◆ Source text:
InfoWorld writes about Open Source Data Center Initiative

Mike Manos and I were interviewed by James Niccolai from IDG for an article on the Open Source Data Center Initiative.



Group seeks to open source data-center design

The Open Source Data Center Initiative wants to pool engineering resources that others can build on and implement

By James Niccolai | IDG News Service

A new industry group is trying to apply open-source principles to the design and construction of data centers, which it says could accelerate the use of new technologies and increase competition in the industry.

The Open Source Data Center Initiative, announced this week, will act as a repository and test bed for mechanical and engineering advances in data-center design, which it hopes will be submitted by small engineering firms, graduate students doing research with federal grant money, and others.

One of the points made to counter Mike’s point on engineering firms.

◆ What you need to do:
**a)** Using the post on the Open Source Data Center Initiative, say whether each statement agrees with it. Answer yes or no, and quote the deciding words from the post. (i) The article was written by James Niccolai of IDG News Service. (ii) The initiative was announced last month. (iii) The group hopes graduate students doing research with federal grant money will submit advances.
**b)** Answer these questions from the post:
(i) Besides the writer, who was interviewed for the article?
(ii) According to the group, what two effects could come from applying open-source principles to data centers?
(iii) What will the initiative act as?
**c)** Write out the stretch of the post from "By James Niccolai |" through "on engineering firms." again, relabeling "test bed" as "proving ground".
The material after this point has nothing to do with the post.

◆ Information given:
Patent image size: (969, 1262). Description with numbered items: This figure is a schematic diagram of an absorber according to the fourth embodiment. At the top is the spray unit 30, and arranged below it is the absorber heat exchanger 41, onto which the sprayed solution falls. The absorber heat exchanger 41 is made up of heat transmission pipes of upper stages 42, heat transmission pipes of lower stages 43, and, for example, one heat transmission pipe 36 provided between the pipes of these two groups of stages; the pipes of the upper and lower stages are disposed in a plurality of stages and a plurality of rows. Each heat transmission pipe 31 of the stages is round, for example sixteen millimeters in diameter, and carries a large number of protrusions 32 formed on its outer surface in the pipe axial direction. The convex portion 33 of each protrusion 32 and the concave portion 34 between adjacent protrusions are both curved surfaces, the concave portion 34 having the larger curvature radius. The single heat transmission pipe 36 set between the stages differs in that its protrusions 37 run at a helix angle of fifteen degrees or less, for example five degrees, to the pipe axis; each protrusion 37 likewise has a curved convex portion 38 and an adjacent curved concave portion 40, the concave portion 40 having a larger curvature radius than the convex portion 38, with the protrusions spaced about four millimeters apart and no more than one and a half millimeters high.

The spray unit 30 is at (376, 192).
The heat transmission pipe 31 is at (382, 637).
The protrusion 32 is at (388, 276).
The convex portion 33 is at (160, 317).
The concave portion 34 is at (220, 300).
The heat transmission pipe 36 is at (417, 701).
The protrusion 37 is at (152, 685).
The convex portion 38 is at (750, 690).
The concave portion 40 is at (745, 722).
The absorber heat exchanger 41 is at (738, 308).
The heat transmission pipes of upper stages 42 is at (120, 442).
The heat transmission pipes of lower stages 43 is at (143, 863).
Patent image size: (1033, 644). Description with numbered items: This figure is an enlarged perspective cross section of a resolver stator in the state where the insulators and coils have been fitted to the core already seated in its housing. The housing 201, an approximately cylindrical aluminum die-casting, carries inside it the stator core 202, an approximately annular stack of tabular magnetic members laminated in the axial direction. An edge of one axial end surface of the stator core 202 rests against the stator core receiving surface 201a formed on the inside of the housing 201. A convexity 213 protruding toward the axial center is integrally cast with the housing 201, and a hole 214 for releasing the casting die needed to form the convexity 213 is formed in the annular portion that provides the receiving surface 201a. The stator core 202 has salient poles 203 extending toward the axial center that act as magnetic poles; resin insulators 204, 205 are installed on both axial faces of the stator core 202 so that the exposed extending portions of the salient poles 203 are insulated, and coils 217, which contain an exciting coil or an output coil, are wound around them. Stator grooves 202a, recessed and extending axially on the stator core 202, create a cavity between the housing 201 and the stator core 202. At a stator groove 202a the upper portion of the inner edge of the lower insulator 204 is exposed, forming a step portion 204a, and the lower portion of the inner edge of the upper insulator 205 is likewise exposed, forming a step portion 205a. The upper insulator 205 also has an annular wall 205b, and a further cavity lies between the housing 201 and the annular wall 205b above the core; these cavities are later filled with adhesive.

◆ Answers provided:
**a)**
(i) Yes: "By James Niccolai | IDG News Service"
(ii) No: "announced this week"
(iii) Yes: "graduate students doing research with federal grant money"

**b)**
(i) Mike Manos
(ii) It could accelerate the use of new technologies and increase competition in the industry.
(iii) A repository and test bed for mechanical and engineering advances in data-center design

**c)**
By James Niccolai | IDG News Service

A new industry group is trying to apply open-source principles to the design and construction of data centers, which it says could accelerate the use of new technologies and increase competition in the industry.

The Open Source Data Center Initiative, announced this week, will act as a repository and proving ground for mechanical and engineering advances in data-center design, which it hopes will be submitted by small engineering firms, graduate students doing research with federal grant money, and others.

One of the points made to counter Mike’s point on engineering firms.